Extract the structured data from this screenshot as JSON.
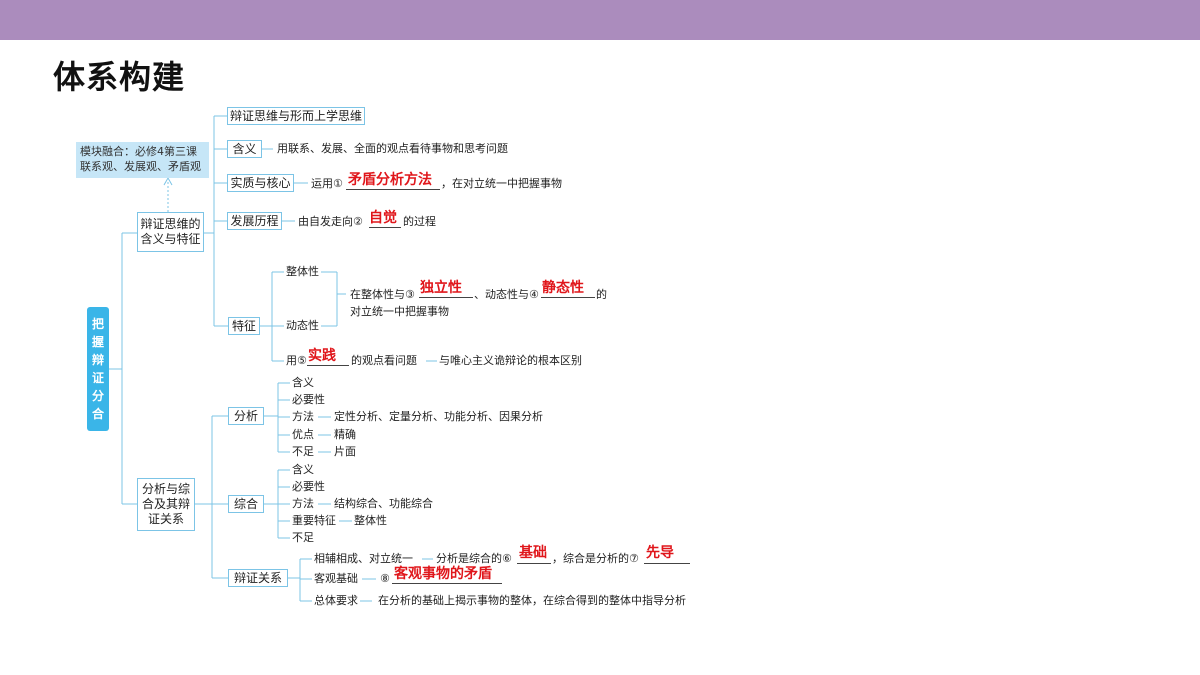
{
  "title": "体系构建",
  "root": [
    "把",
    "握",
    "辩",
    "证",
    "分",
    "合"
  ],
  "note": {
    "line1": "模块融合：必修4第三课",
    "line2": "联系观、发展观、矛盾观"
  },
  "branch1": {
    "label_line1": "辩证思维的",
    "label_line2": "含义与特征",
    "thinking": "辩证思维与形而上学思维",
    "meaning": {
      "label": "含义",
      "text": "用联系、发展、全面的观点看待事物和思考问题"
    },
    "essence": {
      "label": "实质与核心",
      "prefix": "运用①",
      "answer": "矛盾分析方法",
      "suffix": "，在对立统一中把握事物"
    },
    "history": {
      "label": "发展历程",
      "prefix": "由自发走向②",
      "answer": "自觉",
      "suffix": "的过程"
    },
    "features": {
      "label": "特征",
      "whole": "整体性",
      "dynamic": "动态性",
      "line1_prefix": "在整体性与③",
      "answer3": "独立性",
      "line1_mid": "、动态性与④",
      "answer4": "静态性",
      "line1_suffix": "的",
      "line2": "对立统一中把握事物",
      "practice_prefix": "用⑤",
      "answer5": "实践",
      "practice_suffix": "的观点看问题",
      "practice_tail": "与唯心主义诡辩论的根本区别"
    }
  },
  "branch2": {
    "label_line1": "分析与综",
    "label_line2": "合及其辩",
    "label_line3": "证关系",
    "analysis": {
      "label": "分析",
      "meaning": "含义",
      "necessity": "必要性",
      "method": "方法",
      "method_text": "定性分析、定量分析、功能分析、因果分析",
      "merit": "优点",
      "merit_text": "精确",
      "flaw": "不足",
      "flaw_text": "片面"
    },
    "synthesis": {
      "label": "综合",
      "meaning": "含义",
      "necessity": "必要性",
      "method": "方法",
      "method_text": "结构综合、功能综合",
      "feature": "重要特征",
      "feature_text": "整体性",
      "flaw": "不足"
    },
    "relation": {
      "label": "辩证关系",
      "item1": "相辅相成、对立统一",
      "item1_prefix": "分析是综合的⑥",
      "answer6": "基础",
      "item1_mid": "，综合是分析的⑦",
      "answer7": "先导",
      "item2": "客观基础",
      "item2_prefix": "⑧",
      "answer8": "客观事物的矛盾",
      "item3": "总体要求",
      "item3_text": "在分析的基础上揭示事物的整体，在综合得到的整体中指导分析"
    }
  },
  "colors": {
    "topbar": "#ab8cbd",
    "root": "#3ab5e8",
    "box_border": "#7cc4e6",
    "note_bg": "#c6e6f7",
    "answer": "#e0161b",
    "line": "#7cc4e6"
  }
}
# # #
_PROBLEM TO SOLVE_:
Your task is to copy the entries in full and exactly, without any images.

_THE RESULT_:
Extract the structured data from this screenshot as JSON.
{
  "title": "体系构建",
  "root": [
    "把",
    "握",
    "辩",
    "证",
    "分",
    "合"
  ],
  "note": {
    "line1": "模块融合：必修4第三课",
    "line2": "联系观、发展观、矛盾观"
  },
  "branch1": {
    "label_line1": "辩证思维的",
    "label_line2": "含义与特征",
    "thinking": "辩证思维与形而上学思维",
    "meaning": {
      "label": "含义",
      "text": "用联系、发展、全面的观点看待事物和思考问题"
    },
    "essence": {
      "label": "实质与核心",
      "prefix": "运用①",
      "answer": "矛盾分析方法",
      "suffix": "，在对立统一中把握事物"
    },
    "history": {
      "label": "发展历程",
      "prefix": "由自发走向②",
      "answer": "自觉",
      "suffix": "的过程"
    },
    "features": {
      "label": "特征",
      "whole": "整体性",
      "dynamic": "动态性",
      "line1_prefix": "在整体性与③",
      "answer3": "独立性",
      "line1_mid": "、动态性与④",
      "answer4": "静态性",
      "line1_suffix": "的",
      "line2": "对立统一中把握事物",
      "practice_prefix": "用⑤",
      "answer5": "实践",
      "practice_suffix": "的观点看问题",
      "practice_tail": "与唯心主义诡辩论的根本区别"
    }
  },
  "branch2": {
    "label_line1": "分析与综",
    "label_line2": "合及其辩",
    "label_line3": "证关系",
    "analysis": {
      "label": "分析",
      "meaning": "含义",
      "necessity": "必要性",
      "method": "方法",
      "method_text": "定性分析、定量分析、功能分析、因果分析",
      "merit": "优点",
      "merit_text": "精确",
      "flaw": "不足",
      "flaw_text": "片面"
    },
    "synthesis": {
      "label": "综合",
      "meaning": "含义",
      "necessity": "必要性",
      "method": "方法",
      "method_text": "结构综合、功能综合",
      "feature": "重要特征",
      "feature_text": "整体性",
      "flaw": "不足"
    },
    "relation": {
      "label": "辩证关系",
      "item1": "相辅相成、对立统一",
      "item1_prefix": "分析是综合的⑥",
      "answer6": "基础",
      "item1_mid": "，综合是分析的⑦",
      "answer7": "先导",
      "item2": "客观基础",
      "item2_prefix": "⑧",
      "answer8": "客观事物的矛盾",
      "item3": "总体要求",
      "item3_text": "在分析的基础上揭示事物的整体，在综合得到的整体中指导分析"
    }
  },
  "colors": {
    "topbar": "#ab8cbd",
    "root": "#3ab5e8",
    "box_border": "#7cc4e6",
    "note_bg": "#c6e6f7",
    "answer": "#e0161b",
    "line": "#7cc4e6"
  }
}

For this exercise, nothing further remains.